_GIVEN REQUEST_:
Beginning at the line containing "Enumerate this screenshot's", output every line to the end of the data below exactly as it appears.

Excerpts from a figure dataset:
:::::

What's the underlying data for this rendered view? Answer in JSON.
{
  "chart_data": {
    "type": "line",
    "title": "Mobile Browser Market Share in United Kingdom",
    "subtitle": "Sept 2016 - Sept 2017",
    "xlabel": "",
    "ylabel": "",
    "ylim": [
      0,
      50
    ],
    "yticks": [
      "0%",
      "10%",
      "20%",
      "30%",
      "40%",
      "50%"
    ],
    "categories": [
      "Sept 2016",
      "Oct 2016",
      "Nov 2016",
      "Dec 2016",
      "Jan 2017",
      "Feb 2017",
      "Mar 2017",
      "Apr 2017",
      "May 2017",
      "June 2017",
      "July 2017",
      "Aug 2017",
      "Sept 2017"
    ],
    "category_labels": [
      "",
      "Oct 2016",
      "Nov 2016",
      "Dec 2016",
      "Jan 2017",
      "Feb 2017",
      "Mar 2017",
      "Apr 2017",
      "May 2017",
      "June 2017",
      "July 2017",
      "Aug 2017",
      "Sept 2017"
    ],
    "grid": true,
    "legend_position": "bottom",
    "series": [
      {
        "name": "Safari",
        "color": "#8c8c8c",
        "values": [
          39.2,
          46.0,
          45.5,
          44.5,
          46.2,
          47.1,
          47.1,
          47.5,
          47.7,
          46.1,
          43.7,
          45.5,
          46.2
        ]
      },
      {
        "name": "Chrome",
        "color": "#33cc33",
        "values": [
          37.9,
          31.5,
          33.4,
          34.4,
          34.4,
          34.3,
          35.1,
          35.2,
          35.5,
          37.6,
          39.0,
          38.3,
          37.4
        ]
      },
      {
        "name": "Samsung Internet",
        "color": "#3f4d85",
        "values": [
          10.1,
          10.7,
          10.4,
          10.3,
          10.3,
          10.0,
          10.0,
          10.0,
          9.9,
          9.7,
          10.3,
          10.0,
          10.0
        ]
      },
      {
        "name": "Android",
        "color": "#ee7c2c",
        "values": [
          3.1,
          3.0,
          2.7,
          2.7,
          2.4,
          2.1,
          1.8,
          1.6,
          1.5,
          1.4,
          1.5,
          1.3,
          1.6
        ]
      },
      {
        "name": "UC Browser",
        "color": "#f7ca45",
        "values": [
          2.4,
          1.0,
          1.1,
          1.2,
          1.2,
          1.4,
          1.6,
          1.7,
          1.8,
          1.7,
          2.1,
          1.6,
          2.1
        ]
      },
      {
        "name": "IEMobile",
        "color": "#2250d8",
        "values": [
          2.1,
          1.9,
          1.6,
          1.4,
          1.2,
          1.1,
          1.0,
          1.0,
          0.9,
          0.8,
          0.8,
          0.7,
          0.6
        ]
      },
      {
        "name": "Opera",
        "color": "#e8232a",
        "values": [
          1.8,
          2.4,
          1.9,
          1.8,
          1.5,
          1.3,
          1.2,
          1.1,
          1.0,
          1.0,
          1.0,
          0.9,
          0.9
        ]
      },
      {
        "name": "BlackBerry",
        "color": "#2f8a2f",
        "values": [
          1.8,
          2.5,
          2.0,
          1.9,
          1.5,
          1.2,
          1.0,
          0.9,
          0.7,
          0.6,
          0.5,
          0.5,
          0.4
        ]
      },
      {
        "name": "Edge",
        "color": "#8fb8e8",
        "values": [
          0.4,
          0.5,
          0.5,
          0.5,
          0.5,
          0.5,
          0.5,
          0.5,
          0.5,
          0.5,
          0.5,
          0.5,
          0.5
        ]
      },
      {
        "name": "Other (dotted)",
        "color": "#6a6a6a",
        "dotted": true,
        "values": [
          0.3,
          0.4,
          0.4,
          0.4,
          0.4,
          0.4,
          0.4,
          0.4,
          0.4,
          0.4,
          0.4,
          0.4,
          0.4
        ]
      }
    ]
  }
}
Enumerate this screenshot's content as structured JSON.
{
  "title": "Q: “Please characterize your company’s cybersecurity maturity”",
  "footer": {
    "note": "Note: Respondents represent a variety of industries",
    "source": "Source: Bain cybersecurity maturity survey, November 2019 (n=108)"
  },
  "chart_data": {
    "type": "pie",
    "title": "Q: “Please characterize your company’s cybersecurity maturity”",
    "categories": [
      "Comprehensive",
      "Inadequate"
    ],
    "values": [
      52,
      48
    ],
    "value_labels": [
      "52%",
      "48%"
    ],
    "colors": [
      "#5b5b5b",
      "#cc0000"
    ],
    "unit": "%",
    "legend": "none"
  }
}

:::::

_ANSWER TO THE EXERCISE_:
Enumerate this screenshot's content as structured JSON.
{
  "title": "Q: “Please characterize your company’s cybersecurity maturity”",
  "footer": {
    "note": "Note: Respondents represent a variety of industries",
    "source": "Source: Bain cybersecurity maturity survey, November 2019 (n=108)"
  },
  "chart_data": {
    "type": "pie",
    "title": "Q: “Please characterize your company’s cybersecurity maturity”",
    "categories": [
      "Comprehensive",
      "Inadequate"
    ],
    "values": [
      52,
      48
    ],
    "value_labels": [
      "52%",
      "48%"
    ],
    "colors": [
      "#5b5b5b",
      "#cc0000"
    ],
    "unit": "%",
    "legend": "none"
  }
}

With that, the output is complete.